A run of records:
|---|

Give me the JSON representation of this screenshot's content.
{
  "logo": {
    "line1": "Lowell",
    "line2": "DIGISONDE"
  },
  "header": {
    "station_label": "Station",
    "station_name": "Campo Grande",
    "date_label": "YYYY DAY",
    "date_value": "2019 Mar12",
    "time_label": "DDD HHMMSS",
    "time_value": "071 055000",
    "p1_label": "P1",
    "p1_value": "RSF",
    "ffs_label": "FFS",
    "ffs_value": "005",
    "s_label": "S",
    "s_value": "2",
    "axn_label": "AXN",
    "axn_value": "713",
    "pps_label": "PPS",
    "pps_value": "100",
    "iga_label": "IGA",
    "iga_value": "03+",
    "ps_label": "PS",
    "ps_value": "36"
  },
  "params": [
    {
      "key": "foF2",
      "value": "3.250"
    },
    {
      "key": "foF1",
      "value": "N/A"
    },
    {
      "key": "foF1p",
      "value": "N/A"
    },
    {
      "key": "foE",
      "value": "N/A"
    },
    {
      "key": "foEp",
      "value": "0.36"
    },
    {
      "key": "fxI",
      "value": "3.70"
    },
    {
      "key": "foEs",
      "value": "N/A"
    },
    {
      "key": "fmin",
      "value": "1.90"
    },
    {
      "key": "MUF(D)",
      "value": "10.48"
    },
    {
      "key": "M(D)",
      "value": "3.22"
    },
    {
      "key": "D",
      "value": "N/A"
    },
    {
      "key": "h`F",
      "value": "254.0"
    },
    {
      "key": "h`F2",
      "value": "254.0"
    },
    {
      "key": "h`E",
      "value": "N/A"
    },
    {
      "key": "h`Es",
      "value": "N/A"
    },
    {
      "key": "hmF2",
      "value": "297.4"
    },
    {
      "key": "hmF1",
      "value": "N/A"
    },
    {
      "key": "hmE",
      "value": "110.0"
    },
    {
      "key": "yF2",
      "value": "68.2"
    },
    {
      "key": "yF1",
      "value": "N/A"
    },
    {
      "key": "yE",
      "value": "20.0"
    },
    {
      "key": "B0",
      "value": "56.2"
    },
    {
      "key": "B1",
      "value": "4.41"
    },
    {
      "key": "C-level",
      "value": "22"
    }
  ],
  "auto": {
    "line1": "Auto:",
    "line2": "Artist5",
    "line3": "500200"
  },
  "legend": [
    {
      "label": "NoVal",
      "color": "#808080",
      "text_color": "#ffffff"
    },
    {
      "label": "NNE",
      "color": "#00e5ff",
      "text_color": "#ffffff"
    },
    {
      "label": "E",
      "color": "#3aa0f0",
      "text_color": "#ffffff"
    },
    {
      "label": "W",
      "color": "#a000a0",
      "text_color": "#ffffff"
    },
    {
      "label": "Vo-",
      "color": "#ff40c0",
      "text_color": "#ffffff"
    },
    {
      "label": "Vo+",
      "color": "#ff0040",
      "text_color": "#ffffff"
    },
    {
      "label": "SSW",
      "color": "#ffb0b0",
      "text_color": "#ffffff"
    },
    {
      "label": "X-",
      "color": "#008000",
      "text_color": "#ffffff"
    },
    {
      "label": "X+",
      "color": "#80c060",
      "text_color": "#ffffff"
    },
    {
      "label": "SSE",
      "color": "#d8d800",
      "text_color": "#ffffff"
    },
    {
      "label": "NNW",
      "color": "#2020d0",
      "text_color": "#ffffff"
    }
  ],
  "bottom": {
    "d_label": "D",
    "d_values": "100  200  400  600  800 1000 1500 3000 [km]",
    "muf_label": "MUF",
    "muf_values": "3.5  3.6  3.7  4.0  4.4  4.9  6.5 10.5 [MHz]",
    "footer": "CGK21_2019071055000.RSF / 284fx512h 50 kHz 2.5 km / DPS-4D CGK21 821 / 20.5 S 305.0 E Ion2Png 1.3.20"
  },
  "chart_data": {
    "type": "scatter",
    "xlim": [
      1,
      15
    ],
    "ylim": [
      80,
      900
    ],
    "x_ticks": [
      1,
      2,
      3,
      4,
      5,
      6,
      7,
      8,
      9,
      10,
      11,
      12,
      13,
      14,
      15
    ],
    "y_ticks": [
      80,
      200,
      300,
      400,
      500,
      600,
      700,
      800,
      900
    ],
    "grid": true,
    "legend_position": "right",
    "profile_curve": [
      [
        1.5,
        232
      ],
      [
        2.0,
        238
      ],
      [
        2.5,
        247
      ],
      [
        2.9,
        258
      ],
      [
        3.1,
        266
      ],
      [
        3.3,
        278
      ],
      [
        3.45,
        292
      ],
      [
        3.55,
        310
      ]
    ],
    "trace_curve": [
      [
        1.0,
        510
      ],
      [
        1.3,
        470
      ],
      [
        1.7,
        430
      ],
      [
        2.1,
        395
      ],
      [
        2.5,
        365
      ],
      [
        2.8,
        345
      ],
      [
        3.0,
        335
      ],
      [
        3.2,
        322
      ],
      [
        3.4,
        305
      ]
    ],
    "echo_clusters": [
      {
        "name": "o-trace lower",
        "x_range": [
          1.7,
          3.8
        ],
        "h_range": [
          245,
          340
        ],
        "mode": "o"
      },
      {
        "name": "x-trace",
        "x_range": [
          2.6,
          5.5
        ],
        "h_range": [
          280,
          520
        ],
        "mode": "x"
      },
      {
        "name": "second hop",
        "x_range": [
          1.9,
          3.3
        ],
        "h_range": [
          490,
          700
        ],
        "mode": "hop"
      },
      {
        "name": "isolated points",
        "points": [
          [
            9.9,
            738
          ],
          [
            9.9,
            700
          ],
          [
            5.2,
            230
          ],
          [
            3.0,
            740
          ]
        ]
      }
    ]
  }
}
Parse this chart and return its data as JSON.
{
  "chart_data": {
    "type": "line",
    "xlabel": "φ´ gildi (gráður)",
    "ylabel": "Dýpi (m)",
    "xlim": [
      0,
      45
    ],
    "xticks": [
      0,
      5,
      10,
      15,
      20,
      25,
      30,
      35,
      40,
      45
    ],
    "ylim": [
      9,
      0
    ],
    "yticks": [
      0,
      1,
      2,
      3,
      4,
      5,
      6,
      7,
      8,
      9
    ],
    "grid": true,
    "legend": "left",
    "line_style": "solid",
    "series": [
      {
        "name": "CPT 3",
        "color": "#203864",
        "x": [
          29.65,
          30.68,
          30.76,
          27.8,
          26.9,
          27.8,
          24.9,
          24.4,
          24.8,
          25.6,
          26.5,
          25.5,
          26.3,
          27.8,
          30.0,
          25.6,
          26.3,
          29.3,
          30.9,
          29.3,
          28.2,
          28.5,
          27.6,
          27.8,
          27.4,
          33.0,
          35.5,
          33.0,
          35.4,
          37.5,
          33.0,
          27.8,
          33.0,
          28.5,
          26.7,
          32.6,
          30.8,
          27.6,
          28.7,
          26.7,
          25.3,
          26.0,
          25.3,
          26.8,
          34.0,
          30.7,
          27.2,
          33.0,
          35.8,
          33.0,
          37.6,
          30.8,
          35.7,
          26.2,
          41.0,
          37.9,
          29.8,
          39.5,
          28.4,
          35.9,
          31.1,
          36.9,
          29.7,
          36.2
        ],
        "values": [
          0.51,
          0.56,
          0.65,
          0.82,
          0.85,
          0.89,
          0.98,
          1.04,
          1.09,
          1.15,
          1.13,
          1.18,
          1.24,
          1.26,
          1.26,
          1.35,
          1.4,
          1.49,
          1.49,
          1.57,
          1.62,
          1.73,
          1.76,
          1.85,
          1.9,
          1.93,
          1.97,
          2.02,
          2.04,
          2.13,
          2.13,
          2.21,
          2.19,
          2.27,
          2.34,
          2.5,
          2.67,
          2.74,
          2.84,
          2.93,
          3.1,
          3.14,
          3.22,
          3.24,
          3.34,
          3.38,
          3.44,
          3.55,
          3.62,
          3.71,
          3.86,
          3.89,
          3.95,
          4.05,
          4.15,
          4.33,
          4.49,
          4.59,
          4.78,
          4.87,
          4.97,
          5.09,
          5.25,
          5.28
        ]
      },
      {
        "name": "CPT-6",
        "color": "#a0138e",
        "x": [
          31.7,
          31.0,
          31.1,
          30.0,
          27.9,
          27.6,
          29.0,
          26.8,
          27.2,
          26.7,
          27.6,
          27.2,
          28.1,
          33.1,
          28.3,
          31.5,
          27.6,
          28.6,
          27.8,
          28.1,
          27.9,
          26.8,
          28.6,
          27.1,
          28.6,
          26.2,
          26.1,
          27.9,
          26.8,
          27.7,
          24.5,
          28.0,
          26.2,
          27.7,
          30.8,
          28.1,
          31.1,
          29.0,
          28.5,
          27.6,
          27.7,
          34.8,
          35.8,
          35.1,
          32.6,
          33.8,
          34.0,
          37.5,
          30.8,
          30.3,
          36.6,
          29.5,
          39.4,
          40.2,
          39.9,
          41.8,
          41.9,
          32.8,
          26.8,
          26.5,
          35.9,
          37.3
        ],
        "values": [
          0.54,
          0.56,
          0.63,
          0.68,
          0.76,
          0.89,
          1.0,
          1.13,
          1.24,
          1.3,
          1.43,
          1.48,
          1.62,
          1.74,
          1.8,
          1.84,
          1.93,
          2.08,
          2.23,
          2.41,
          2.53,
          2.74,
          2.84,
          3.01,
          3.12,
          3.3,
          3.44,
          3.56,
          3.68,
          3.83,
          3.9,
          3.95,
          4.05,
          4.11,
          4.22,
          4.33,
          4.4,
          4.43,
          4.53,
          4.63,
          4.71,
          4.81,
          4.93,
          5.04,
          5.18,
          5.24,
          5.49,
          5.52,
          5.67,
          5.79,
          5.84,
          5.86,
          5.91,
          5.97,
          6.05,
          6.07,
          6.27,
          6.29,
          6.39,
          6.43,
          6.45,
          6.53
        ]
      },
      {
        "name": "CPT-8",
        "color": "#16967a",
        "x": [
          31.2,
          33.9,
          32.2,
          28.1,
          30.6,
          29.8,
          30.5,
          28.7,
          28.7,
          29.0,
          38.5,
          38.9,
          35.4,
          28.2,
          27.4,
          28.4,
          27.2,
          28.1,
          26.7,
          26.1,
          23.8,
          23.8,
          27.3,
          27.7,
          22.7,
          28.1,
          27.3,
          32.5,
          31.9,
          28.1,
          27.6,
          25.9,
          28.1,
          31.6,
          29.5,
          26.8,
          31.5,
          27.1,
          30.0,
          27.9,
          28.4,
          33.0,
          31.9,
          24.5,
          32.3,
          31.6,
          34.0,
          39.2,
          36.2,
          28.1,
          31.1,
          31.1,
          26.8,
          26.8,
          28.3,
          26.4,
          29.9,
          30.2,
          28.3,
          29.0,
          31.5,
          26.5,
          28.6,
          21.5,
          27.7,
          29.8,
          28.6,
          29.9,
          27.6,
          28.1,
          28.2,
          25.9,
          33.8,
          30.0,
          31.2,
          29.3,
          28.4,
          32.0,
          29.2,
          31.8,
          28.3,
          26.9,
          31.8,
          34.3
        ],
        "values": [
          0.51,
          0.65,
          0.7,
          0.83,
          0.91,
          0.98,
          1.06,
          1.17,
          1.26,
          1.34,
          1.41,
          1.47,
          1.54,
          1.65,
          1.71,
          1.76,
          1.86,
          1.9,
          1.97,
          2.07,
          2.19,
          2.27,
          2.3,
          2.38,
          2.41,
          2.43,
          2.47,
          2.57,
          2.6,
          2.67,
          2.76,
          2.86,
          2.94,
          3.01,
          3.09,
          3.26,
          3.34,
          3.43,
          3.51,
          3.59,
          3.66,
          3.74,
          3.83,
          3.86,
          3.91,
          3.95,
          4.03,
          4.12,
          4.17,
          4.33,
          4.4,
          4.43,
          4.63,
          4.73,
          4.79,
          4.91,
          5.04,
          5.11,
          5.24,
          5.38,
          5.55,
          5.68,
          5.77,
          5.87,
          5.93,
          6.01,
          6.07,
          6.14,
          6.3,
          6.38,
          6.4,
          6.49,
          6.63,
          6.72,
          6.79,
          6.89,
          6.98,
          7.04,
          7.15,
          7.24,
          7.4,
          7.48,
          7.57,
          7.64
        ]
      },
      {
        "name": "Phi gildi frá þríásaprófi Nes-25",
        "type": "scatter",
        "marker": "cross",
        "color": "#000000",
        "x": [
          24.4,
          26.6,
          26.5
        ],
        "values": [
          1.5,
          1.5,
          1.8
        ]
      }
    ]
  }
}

|---|

**To be done:** Copy every line of the listing that contains the word "type".

**Solution for this exercise:**
    "type": "scatter",
    "type": "line",
        "type": "scatter",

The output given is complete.